What you will do> From the entries that follow, list every line in which the string "image" appears.

Data entries:
******
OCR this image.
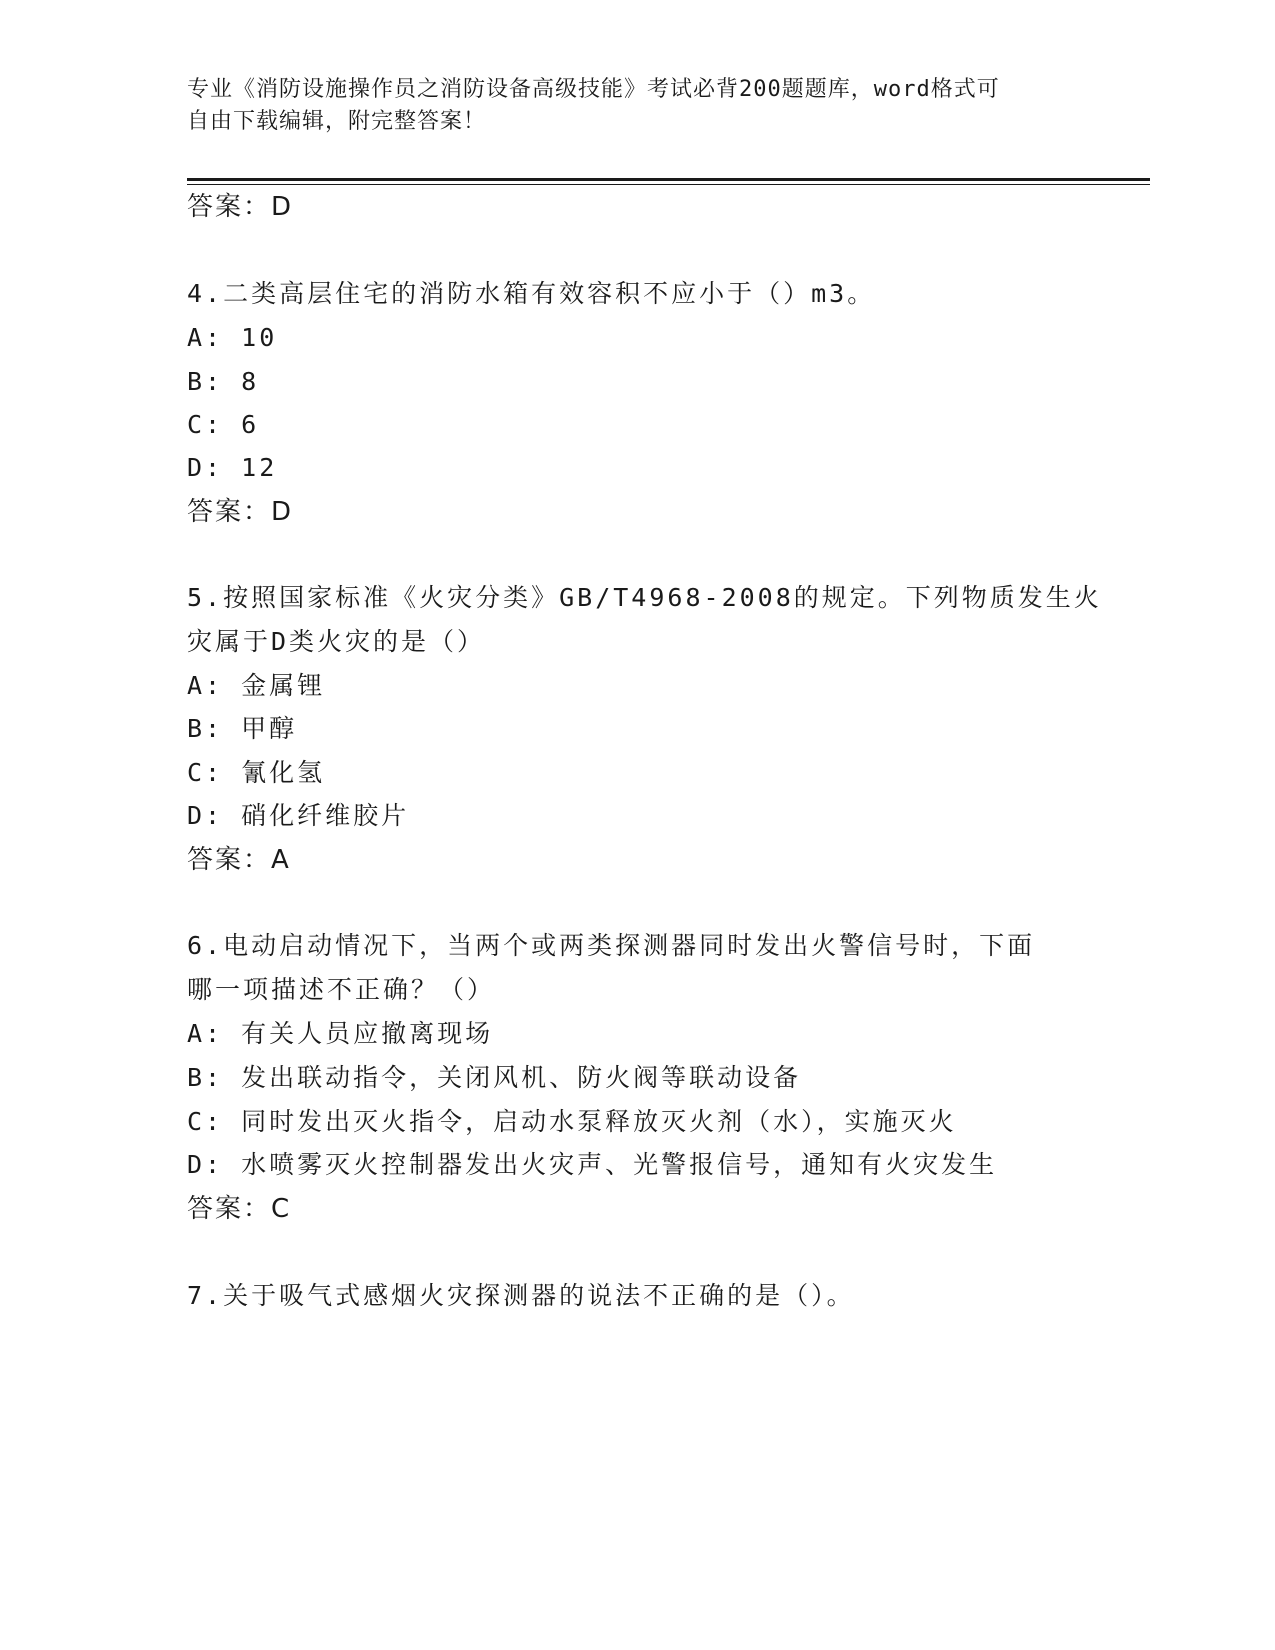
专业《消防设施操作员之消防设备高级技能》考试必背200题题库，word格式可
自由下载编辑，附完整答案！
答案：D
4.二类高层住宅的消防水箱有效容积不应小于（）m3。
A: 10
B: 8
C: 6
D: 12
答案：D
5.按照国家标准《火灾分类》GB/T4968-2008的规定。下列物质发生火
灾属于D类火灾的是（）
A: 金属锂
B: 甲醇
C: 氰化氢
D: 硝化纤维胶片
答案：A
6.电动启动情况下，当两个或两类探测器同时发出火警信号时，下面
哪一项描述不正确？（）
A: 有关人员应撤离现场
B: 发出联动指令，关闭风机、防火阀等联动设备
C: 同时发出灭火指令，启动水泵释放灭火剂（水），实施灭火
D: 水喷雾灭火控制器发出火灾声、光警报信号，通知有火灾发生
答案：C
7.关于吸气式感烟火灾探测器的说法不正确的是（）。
******
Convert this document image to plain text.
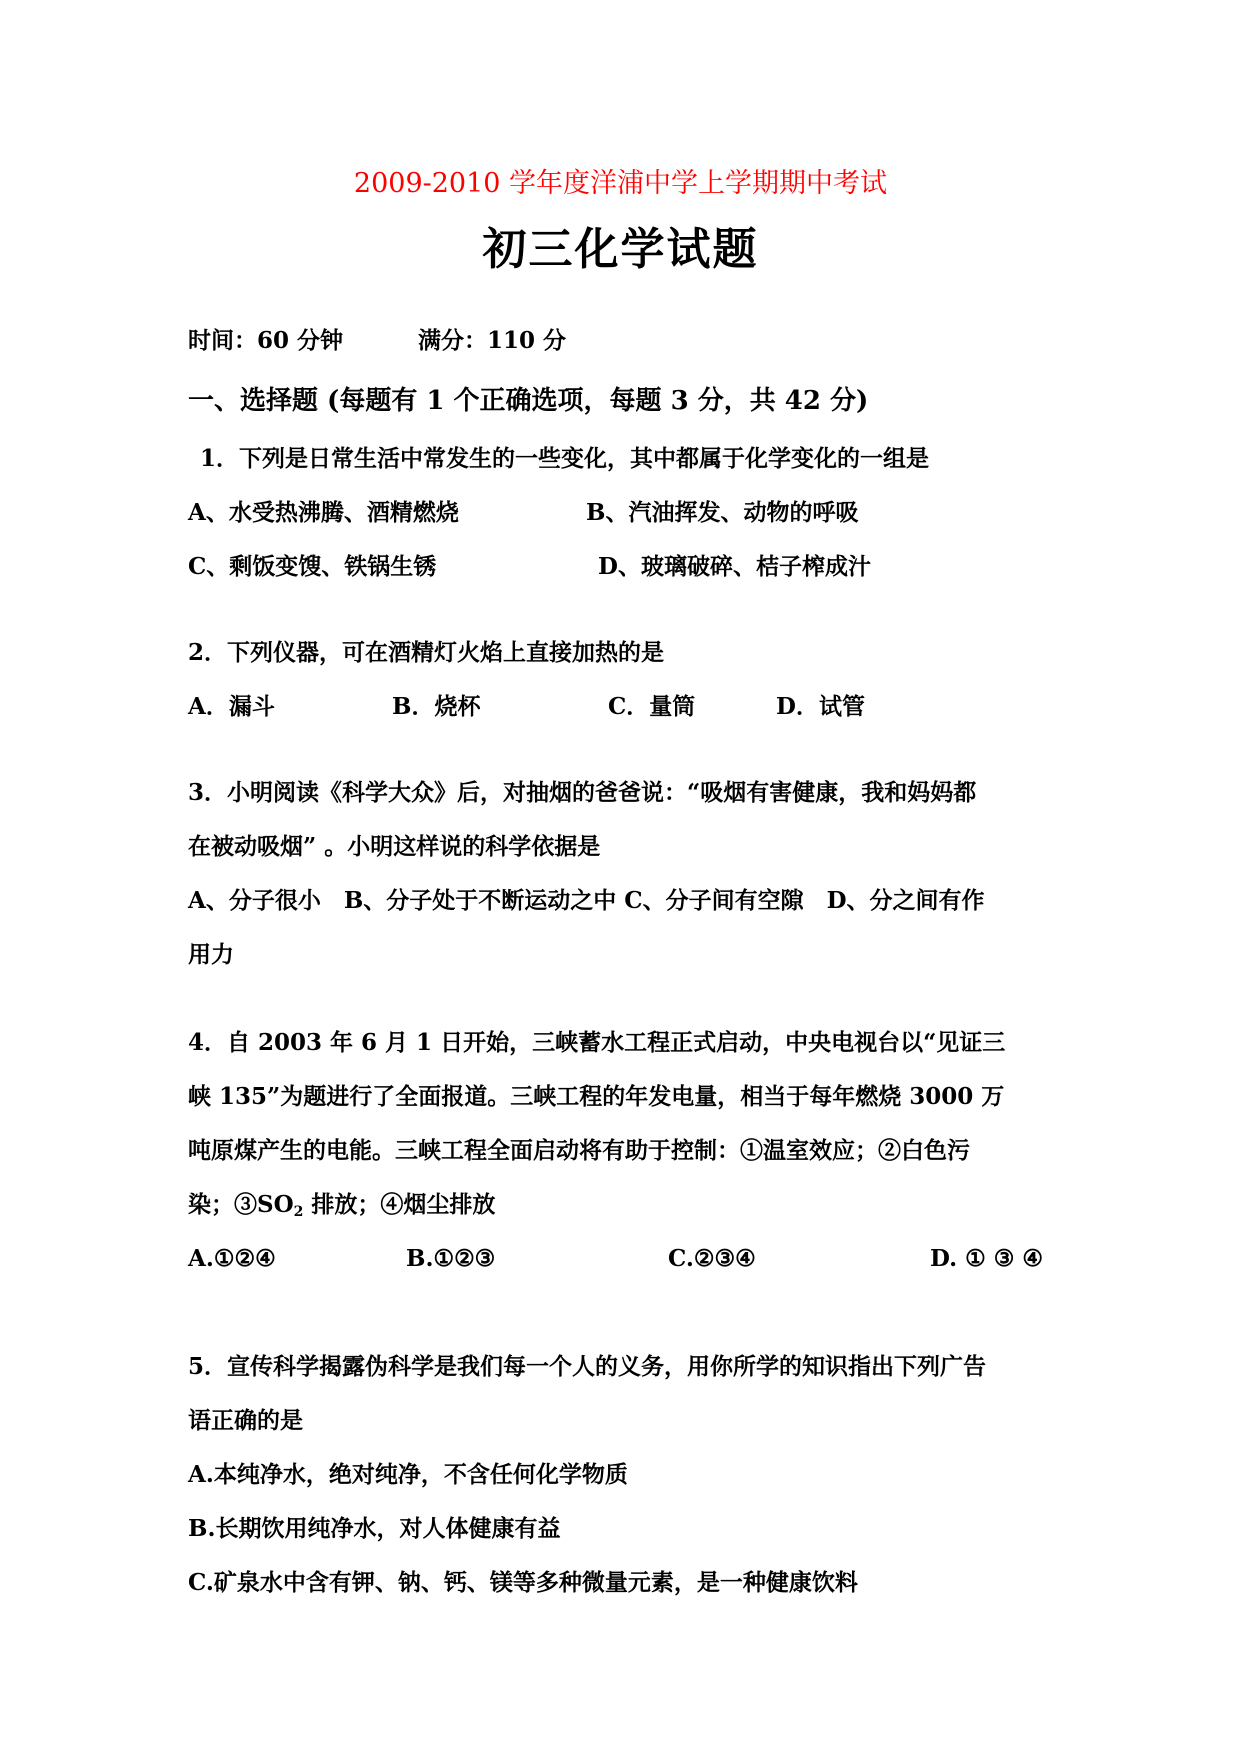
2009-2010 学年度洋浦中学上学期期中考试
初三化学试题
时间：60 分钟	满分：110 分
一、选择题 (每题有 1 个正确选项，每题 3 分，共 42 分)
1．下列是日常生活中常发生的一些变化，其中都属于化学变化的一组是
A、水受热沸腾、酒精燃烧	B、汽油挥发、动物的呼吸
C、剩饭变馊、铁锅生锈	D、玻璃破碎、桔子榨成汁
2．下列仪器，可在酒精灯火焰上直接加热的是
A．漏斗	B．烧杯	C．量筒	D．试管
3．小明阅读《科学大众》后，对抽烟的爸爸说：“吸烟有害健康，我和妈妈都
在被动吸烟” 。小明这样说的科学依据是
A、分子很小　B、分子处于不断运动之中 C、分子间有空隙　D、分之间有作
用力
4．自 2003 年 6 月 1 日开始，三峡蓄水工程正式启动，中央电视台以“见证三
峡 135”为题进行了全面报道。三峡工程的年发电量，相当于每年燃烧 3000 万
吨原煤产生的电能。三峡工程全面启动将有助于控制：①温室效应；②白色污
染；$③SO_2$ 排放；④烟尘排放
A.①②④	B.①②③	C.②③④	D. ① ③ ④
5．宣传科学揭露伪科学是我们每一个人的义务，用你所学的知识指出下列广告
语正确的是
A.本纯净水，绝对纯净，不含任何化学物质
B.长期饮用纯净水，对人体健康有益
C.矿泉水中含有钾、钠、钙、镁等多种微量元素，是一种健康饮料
******
Output for this exercise>
OCR this image.
Convert this document image to plain text.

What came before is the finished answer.